**What the task asks**: Each line below must be set down exactly; omit any image you find.

**Provided records**:

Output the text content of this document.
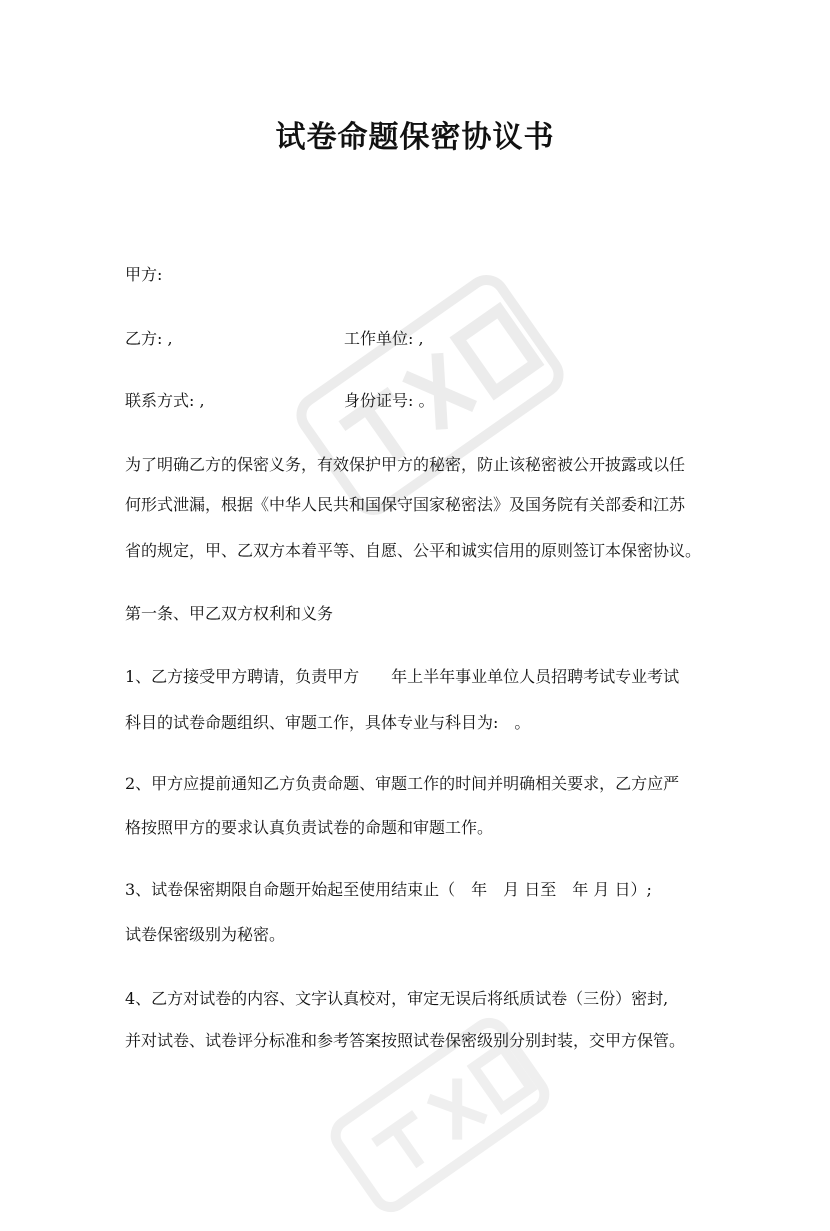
试卷命题保密协议书

甲方:

乙方: ,	工作单位: ,

联系方式: ,	身份证号: 。

为了明确乙方的保密义务，有效保护甲方的秘密，防止该秘密被公开披露或以任

何形式泄漏，根据《中华人民共和国保守国家秘密法》及国务院有关部委和江苏

省的规定，甲、乙双方本着平等、自愿、公平和诚实信用的原则签订本保密协议。

第一条、甲乙双方权利和义务

1、乙方接受甲方聘请，负责甲方　　年上半年事业单位人员招聘考试专业考试

科目的试卷命题组织、审题工作，具体专业与科目为:　。

2、甲方应提前通知乙方负责命题、审题工作的时间并明确相关要求，乙方应严

格按照甲方的要求认真负责试卷的命题和审题工作。

3、试卷保密期限自命题开始起至使用结束止（　年　月 日至　年 月 日）;

试卷保密级别为秘密。

4、乙方对试卷的内容、文字认真校对，审定无误后将纸质试卷（三份）密封,

并对试卷、试卷评分标准和参考答案按照试卷保密级别分别封装，交甲方保管。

**Written response**:
Output the text content of this document.
试卷命题保密协议书

甲方:

乙方: ,	工作单位: ,

联系方式: ,	身份证号: 。

为了明确乙方的保密义务，有效保护甲方的秘密，防止该秘密被公开披露或以任

何形式泄漏，根据《中华人民共和国保守国家秘密法》及国务院有关部委和江苏

省的规定，甲、乙双方本着平等、自愿、公平和诚实信用的原则签订本保密协议。

第一条、甲乙双方权利和义务

1、乙方接受甲方聘请，负责甲方　　年上半年事业单位人员招聘考试专业考试

科目的试卷命题组织、审题工作，具体专业与科目为:　。

2、甲方应提前通知乙方负责命题、审题工作的时间并明确相关要求，乙方应严

格按照甲方的要求认真负责试卷的命题和审题工作。

3、试卷保密期限自命题开始起至使用结束止（　年　月 日至　年 月 日）;

试卷保密级别为秘密。

4、乙方对试卷的内容、文字认真校对，审定无误后将纸质试卷（三份）密封,

并对试卷、试卷评分标准和参考答案按照试卷保密级别分别封装，交甲方保管。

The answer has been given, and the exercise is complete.